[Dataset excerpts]
▼▼▼

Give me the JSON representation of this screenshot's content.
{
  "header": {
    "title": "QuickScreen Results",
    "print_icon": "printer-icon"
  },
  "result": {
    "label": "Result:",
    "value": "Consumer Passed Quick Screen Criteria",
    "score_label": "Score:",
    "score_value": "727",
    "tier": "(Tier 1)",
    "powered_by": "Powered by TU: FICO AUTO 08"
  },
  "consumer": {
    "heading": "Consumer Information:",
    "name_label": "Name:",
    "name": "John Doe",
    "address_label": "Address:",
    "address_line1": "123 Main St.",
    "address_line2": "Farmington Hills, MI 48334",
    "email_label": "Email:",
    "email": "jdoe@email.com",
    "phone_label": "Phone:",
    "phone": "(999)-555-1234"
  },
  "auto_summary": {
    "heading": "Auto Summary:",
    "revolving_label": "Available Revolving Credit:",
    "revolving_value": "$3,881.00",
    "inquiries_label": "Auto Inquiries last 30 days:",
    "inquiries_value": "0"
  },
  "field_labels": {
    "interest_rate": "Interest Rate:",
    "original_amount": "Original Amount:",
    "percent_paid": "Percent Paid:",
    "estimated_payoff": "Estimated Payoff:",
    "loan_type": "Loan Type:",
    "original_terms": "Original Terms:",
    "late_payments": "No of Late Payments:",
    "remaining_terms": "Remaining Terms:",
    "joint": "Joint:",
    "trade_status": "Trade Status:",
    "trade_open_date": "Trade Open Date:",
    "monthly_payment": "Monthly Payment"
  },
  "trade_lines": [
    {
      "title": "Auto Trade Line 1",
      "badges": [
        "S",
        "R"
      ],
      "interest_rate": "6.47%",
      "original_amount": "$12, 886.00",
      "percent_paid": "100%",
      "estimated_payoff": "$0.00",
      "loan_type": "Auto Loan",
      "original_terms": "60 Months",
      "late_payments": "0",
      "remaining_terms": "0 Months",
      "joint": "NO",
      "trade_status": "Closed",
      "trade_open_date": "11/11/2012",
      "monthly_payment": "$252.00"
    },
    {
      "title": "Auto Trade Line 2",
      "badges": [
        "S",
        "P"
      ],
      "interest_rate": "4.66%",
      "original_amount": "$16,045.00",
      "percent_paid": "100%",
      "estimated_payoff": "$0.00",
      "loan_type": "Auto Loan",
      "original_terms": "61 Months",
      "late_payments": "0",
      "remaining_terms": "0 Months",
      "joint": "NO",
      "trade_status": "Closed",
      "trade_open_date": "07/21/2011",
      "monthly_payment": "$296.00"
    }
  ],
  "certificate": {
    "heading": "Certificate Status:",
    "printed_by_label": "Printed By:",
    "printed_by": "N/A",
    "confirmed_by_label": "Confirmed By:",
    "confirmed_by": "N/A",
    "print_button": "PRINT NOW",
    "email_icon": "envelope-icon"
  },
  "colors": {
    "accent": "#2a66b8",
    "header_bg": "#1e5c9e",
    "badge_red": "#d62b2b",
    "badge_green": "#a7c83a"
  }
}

▲▲▲

### What this task involves
Copy all the records above precisely.

### Output below
Give me the JSON representation of this screenshot's content.
{
  "header": {
    "title": "QuickScreen Results",
    "print_icon": "printer-icon"
  },
  "result": {
    "label": "Result:",
    "value": "Consumer Passed Quick Screen Criteria",
    "score_label": "Score:",
    "score_value": "727",
    "tier": "(Tier 1)",
    "powered_by": "Powered by TU: FICO AUTO 08"
  },
  "consumer": {
    "heading": "Consumer Information:",
    "name_label": "Name:",
    "name": "John Doe",
    "address_label": "Address:",
    "address_line1": "123 Main St.",
    "address_line2": "Farmington Hills, MI 48334",
    "email_label": "Email:",
    "email": "jdoe@email.com",
    "phone_label": "Phone:",
    "phone": "(999)-555-1234"
  },
  "auto_summary": {
    "heading": "Auto Summary:",
    "revolving_label": "Available Revolving Credit:",
    "revolving_value": "$3,881.00",
    "inquiries_label": "Auto Inquiries last 30 days:",
    "inquiries_value": "0"
  },
  "field_labels": {
    "interest_rate": "Interest Rate:",
    "original_amount": "Original Amount:",
    "percent_paid": "Percent Paid:",
    "estimated_payoff": "Estimated Payoff:",
    "loan_type": "Loan Type:",
    "original_terms": "Original Terms:",
    "late_payments": "No of Late Payments:",
    "remaining_terms": "Remaining Terms:",
    "joint": "Joint:",
    "trade_status": "Trade Status:",
    "trade_open_date": "Trade Open Date:",
    "monthly_payment": "Monthly Payment"
  },
  "trade_lines": [
    {
      "title": "Auto Trade Line 1",
      "badges": [
        "S",
        "R"
      ],
      "interest_rate": "6.47%",
      "original_amount": "$12, 886.00",
      "percent_paid": "100%",
      "estimated_payoff": "$0.00",
      "loan_type": "Auto Loan",
      "original_terms": "60 Months",
      "late_payments": "0",
      "remaining_terms": "0 Months",
      "joint": "NO",
      "trade_status": "Closed",
      "trade_open_date": "11/11/2012",
      "monthly_payment": "$252.00"
    },
    {
      "title": "Auto Trade Line 2",
      "badges": [
        "S",
        "P"
      ],
      "interest_rate": "4.66%",
      "original_amount": "$16,045.00",
      "percent_paid": "100%",
      "estimated_payoff": "$0.00",
      "loan_type": "Auto Loan",
      "original_terms": "61 Months",
      "late_payments": "0",
      "remaining_terms": "0 Months",
      "joint": "NO",
      "trade_status": "Closed",
      "trade_open_date": "07/21/2011",
      "monthly_payment": "$296.00"
    }
  ],
  "certificate": {
    "heading": "Certificate Status:",
    "printed_by_label": "Printed By:",
    "printed_by": "N/A",
    "confirmed_by_label": "Confirmed By:",
    "confirmed_by": "N/A",
    "print_button": "PRINT NOW",
    "email_icon": "envelope-icon"
  },
  "colors": {
    "accent": "#2a66b8",
    "header_bg": "#1e5c9e",
    "badge_red": "#d62b2b",
    "badge_green": "#a7c83a"
  }
}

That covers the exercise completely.